[Stored records]
◆ ◆ ◆ ◆ ◆

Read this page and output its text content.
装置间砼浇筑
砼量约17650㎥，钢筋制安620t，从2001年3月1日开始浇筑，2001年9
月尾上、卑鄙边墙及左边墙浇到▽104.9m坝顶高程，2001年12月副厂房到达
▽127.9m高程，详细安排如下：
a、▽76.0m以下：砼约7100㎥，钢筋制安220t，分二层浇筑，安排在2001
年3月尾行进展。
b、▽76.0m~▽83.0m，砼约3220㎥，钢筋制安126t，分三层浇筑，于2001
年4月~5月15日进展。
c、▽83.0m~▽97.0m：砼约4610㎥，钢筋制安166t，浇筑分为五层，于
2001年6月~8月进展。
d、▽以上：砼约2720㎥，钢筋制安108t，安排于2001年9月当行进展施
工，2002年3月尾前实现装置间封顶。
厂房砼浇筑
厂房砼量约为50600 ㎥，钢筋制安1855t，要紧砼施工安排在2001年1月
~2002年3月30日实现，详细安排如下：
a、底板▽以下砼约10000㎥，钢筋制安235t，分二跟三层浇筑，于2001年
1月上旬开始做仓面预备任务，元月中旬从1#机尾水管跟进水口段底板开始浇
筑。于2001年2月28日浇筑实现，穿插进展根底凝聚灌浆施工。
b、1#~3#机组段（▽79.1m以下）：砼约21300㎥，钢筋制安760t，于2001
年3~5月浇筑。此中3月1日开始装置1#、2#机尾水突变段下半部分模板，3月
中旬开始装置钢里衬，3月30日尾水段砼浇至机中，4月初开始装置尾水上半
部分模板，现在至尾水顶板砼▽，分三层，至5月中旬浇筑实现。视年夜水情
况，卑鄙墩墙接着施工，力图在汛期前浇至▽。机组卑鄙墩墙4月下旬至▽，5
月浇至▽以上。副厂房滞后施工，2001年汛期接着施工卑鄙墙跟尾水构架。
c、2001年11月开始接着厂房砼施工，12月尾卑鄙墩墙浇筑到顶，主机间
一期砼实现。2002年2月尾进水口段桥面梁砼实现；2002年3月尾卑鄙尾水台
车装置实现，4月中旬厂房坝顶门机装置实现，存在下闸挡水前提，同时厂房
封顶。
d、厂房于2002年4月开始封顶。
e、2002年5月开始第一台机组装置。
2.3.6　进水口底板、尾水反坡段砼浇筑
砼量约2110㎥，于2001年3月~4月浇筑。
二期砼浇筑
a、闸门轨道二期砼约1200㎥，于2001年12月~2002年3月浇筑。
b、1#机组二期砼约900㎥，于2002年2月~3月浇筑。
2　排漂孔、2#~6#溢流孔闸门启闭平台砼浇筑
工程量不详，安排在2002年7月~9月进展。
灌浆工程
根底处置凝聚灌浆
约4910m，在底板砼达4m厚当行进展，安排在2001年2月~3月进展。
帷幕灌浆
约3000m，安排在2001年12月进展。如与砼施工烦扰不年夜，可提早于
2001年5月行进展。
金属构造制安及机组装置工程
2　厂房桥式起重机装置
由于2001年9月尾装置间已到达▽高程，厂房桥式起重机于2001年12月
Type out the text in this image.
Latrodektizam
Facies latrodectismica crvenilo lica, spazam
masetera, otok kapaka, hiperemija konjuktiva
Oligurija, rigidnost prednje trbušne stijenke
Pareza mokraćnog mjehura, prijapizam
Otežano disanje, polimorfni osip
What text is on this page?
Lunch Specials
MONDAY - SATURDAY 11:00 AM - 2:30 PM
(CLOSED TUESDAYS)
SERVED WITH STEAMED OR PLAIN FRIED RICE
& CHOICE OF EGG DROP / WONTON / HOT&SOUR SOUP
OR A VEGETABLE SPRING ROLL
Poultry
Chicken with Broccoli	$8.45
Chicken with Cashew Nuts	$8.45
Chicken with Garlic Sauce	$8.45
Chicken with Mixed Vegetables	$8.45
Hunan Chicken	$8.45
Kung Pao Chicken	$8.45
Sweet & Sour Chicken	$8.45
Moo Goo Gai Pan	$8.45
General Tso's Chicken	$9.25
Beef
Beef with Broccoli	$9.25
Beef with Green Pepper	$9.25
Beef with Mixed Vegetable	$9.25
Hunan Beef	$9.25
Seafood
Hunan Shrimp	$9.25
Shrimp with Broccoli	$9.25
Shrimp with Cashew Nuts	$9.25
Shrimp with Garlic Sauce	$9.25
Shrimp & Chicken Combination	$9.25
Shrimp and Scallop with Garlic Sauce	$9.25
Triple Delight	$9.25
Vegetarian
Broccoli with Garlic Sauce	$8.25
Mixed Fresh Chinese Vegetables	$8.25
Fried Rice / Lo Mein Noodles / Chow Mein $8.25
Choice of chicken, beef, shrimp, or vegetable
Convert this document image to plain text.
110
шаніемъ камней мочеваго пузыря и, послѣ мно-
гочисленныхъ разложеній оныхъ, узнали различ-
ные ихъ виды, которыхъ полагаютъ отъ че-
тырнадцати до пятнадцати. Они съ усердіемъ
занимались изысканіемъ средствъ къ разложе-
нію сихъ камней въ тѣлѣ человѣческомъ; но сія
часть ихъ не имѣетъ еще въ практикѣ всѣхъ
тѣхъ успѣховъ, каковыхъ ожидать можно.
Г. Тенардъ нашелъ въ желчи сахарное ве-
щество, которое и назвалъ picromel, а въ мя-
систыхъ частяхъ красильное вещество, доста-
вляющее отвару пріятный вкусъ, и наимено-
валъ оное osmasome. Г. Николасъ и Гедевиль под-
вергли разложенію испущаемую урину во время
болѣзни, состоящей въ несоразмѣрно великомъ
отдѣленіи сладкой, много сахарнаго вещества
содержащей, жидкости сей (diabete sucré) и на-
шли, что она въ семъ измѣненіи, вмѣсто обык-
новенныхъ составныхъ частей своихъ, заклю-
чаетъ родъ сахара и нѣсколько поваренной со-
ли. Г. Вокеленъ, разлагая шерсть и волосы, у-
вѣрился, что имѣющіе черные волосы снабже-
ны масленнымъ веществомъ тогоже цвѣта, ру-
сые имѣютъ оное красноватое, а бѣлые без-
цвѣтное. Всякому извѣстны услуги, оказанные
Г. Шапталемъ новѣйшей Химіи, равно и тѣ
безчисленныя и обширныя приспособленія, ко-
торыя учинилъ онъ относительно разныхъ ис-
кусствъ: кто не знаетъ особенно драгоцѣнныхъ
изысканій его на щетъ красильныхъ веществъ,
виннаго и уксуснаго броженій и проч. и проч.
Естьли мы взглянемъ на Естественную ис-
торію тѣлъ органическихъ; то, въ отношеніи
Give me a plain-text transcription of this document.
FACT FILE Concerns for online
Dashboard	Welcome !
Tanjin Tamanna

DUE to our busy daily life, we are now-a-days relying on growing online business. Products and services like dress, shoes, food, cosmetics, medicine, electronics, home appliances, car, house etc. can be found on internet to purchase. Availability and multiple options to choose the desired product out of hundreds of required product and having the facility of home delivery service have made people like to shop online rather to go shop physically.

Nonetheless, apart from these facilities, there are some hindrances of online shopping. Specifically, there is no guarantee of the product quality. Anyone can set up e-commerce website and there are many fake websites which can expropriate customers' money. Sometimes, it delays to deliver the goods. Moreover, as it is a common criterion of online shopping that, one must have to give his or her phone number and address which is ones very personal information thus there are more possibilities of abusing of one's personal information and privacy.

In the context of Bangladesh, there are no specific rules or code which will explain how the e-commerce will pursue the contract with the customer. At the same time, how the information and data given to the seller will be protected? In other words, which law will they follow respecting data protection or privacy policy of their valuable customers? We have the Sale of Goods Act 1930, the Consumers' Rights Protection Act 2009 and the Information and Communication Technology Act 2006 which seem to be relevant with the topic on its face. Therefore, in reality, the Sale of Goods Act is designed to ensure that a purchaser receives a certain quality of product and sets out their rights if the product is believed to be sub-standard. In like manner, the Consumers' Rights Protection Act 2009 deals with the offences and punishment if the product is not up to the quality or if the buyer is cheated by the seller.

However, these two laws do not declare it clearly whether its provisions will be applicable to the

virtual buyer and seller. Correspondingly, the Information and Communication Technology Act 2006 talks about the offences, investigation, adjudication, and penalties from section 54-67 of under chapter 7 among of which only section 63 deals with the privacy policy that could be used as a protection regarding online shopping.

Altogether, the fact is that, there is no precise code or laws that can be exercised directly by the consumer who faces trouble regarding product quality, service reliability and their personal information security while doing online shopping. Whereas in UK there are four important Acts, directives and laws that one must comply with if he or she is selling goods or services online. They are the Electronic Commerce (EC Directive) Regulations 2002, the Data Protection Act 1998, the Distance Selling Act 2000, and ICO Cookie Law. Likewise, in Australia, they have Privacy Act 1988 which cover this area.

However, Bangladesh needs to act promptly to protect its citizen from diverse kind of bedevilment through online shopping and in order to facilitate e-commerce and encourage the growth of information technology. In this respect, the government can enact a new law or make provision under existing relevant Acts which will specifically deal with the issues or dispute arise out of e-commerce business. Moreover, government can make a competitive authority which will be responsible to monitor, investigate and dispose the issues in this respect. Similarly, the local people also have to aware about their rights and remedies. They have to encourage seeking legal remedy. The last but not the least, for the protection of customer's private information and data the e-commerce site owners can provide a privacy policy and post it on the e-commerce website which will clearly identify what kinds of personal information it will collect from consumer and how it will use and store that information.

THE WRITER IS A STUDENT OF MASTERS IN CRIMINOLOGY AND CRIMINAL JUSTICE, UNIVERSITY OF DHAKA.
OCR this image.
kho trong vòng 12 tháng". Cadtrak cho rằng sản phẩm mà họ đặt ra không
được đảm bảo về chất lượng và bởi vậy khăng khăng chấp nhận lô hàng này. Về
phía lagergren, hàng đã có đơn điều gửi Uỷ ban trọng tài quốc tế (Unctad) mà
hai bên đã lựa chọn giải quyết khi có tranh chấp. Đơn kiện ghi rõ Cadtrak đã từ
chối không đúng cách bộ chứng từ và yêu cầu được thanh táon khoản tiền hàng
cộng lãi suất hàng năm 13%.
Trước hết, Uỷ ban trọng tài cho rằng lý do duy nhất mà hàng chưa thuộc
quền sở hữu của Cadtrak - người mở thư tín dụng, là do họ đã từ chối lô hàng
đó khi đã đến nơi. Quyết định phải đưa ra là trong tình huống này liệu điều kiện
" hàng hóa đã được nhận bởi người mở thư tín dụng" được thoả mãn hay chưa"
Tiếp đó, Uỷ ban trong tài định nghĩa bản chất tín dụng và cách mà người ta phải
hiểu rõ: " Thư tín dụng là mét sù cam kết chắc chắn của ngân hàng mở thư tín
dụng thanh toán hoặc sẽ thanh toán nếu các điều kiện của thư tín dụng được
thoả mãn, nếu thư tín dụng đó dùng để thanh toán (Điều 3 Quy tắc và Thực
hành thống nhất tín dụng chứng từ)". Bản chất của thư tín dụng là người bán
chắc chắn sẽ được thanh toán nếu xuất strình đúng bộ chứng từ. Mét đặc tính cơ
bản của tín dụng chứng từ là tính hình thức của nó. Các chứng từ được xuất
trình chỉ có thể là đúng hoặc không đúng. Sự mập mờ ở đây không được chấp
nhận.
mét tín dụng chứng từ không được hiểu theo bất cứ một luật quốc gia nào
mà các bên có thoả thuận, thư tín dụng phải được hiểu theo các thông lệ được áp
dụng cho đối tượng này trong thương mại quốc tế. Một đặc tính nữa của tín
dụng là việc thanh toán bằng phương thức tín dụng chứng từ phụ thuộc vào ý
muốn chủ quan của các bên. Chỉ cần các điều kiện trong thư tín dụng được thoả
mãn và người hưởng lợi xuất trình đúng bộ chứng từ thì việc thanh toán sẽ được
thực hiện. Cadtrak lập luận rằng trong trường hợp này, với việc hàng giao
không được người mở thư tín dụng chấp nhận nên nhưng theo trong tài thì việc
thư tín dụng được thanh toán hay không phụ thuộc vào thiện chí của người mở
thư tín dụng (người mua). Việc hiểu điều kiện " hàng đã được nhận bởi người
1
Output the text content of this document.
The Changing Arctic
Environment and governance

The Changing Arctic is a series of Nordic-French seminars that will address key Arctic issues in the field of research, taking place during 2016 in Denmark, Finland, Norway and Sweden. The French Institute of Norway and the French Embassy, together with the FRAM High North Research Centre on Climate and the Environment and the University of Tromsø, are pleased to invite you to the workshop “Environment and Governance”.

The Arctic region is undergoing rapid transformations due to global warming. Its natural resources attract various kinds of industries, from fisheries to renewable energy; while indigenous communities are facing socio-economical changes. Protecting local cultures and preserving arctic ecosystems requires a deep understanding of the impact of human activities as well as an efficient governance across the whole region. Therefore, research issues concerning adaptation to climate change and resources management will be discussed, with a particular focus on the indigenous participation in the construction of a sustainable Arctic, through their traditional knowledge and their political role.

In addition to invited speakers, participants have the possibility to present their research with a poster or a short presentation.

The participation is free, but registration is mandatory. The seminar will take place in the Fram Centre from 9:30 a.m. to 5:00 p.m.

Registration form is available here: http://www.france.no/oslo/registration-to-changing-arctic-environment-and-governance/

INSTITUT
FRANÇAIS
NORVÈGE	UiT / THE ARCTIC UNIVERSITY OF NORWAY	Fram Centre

◆ ◆ ◆ ◆ ◆

» Request
Return every line above that contains the word "research".

» Solution to this task
The Changing Arctic is a series of Nordic-French seminars that will address key Arctic issues in the field of research, taking place during 2016 in Denmark, Finland, Norway and Sweden. The French Institute of Norway and the French Embassy, together with the FRAM High North Research Centre on Climate and the Environment and the University of Tromsø, are pleased to invite you to the workshop “Environment and Governance”.
The Arctic region is undergoing rapid transformations due to global warming. Its natural resources attract various kinds of industries, from fisheries to renewable energy; while indigenous communities are facing socio-economical changes. Protecting local cultures and preserving arctic ecosystems requires a deep understanding of the impact of human activities as well as an efficient governance across the whole region. Therefore, research issues concerning adaptation to climate change and resources management will be discussed, with a particular focus on the indigenous participation in the construction of a sustainable Arctic, through their traditional knowledge and their political role.
In addition to invited speakers, participants have the possibility to present their research with a poster or a short presentation.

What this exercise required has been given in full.